## SHORT TASK
Check every line below for the word "JSON" and copy the ones that have it.

### GIVEN ENTRIES

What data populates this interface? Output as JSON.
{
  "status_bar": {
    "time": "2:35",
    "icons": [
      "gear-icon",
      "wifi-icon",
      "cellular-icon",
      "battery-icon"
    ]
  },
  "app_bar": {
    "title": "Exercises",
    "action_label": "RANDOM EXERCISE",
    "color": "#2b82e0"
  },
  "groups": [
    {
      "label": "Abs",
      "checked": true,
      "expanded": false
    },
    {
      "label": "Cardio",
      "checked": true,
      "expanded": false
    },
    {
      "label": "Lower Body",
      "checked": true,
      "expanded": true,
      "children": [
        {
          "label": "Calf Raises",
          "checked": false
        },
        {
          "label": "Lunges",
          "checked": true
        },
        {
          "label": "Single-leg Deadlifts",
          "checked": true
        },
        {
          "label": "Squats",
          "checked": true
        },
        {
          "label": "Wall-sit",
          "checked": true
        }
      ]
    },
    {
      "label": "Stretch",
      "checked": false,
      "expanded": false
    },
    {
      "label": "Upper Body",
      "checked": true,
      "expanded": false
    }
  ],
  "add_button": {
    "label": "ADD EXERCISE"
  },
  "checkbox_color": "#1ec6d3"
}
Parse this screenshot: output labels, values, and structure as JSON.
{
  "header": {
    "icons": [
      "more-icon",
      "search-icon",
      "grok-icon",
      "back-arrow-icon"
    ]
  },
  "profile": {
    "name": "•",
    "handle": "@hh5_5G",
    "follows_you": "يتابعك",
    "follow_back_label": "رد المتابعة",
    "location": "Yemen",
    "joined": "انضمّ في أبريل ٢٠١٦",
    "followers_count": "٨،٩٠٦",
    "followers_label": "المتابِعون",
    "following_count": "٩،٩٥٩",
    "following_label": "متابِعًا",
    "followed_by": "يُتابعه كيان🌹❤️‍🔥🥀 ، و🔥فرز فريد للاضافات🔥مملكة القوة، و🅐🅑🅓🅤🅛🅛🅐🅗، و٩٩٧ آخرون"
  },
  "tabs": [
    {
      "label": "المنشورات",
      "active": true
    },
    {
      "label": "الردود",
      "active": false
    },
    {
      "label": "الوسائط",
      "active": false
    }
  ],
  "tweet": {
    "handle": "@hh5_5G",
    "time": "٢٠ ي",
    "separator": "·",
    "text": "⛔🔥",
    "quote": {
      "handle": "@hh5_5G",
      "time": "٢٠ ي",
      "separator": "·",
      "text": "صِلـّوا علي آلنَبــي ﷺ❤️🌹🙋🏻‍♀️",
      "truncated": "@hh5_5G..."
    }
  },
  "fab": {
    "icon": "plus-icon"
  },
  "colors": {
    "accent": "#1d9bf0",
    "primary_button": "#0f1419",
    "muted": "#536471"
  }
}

######

## TASK OUTPUT
What data populates this interface? Output as JSON.
Parse this screenshot: output labels, values, and structure as JSON.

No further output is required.